Restate each of the lines below word for word and drop every picture.

(Records shown):
>> BEGIN
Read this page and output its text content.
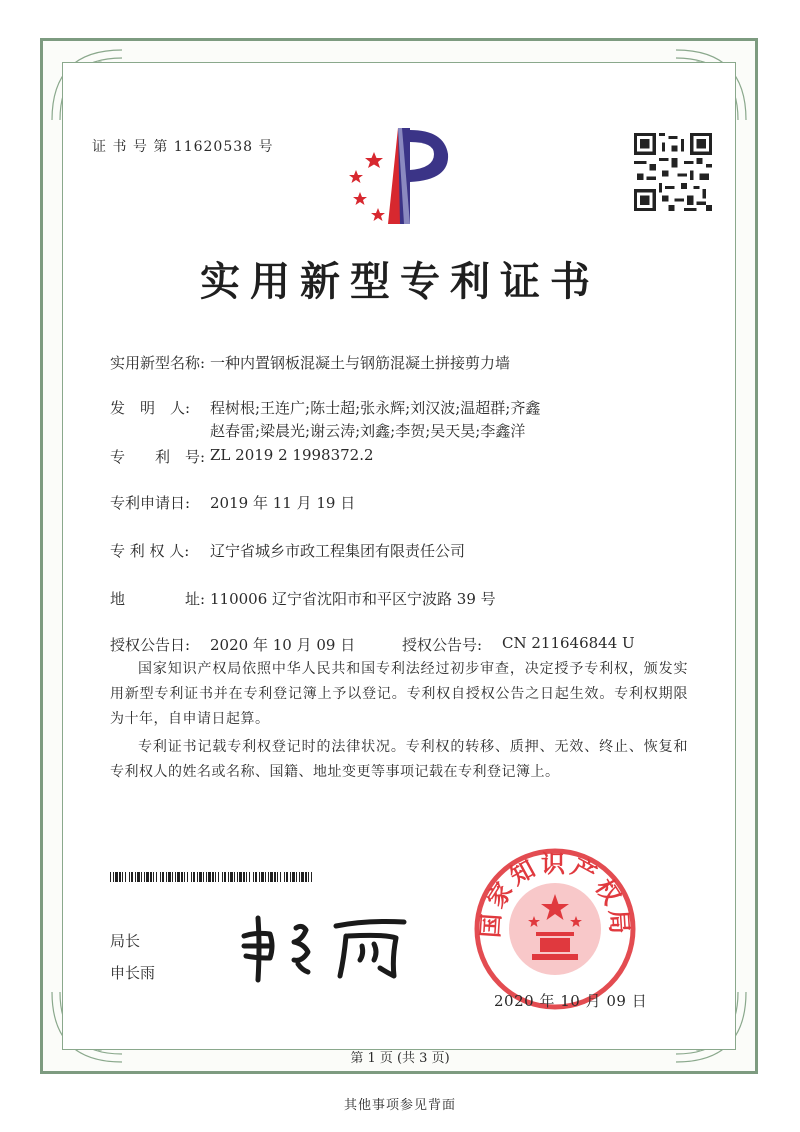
证 书 号 第 11620538 号
实用新型专利证书
实用新型名称: 一种内置钢板混凝土与钢筋混凝土拼接剪力墙
发　明　人:	程树根;王连广;陈士超;张永辉;刘汉波;温超群;齐鑫
赵春雷;梁晨光;谢云涛;刘鑫;李贺;吴天昊;李鑫洋
专　　利　号: ZL 2019 2 1998372.2
专利申请日:	2019 年 11 月 19 日
专 利 权 人:	辽宁省城乡市政工程集团有限责任公司
地　　　　址: 110006 辽宁省沈阳市和平区宁波路 39 号
授权公告日:	2020 年 10 月 09 日	授权公告号:	CN 211646844 U

国家知识产权局依照中华人民共和国专利法经过初步审查，决定授予专利权，颁发实用新型专利证书并在专利登记簿上予以登记。专利权自授权公告之日起生效。专利权期限为十年，自申请日起算。

专利证书记载专利权登记时的法律状况。专利权的转移、质押、无效、终止、恢复和专利权人的姓名或名称、国籍、地址变更等事项记载在专利登记簿上。

局长
申长雨
国家知识产权局
2020 年 10 月 09 日
第 1 页 (共 3 页)
其他事项参见背面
>> END
(Written solution):
Read this page and output its text content.
证 书 号 第 11620538 号
实用新型专利证书
实用新型名称: 一种内置钢板混凝土与钢筋混凝土拼接剪力墙
发　明　人:	程树根;王连广;陈士超;张永辉;刘汉波;温超群;齐鑫
赵春雷;梁晨光;谢云涛;刘鑫;李贺;吴天昊;李鑫洋
专　　利　号: ZL 2019 2 1998372.2
专利申请日:	2019 年 11 月 19 日
专 利 权 人:	辽宁省城乡市政工程集团有限责任公司
地　　　　址: 110006 辽宁省沈阳市和平区宁波路 39 号
授权公告日:	2020 年 10 月 09 日	授权公告号:	CN 211646844 U

国家知识产权局依照中华人民共和国专利法经过初步审查，决定授予专利权，颁发实用新型专利证书并在专利登记簿上予以登记。专利权自授权公告之日起生效。专利权期限为十年，自申请日起算。

专利证书记载专利权登记时的法律状况。专利权的转移、质押、无效、终止、恢复和专利权人的姓名或名称、国籍、地址变更等事项记载在专利登记簿上。

局长
申长雨
国家知识产权局
2020 年 10 月 09 日
第 1 页 (共 3 页)
其他事项参见背面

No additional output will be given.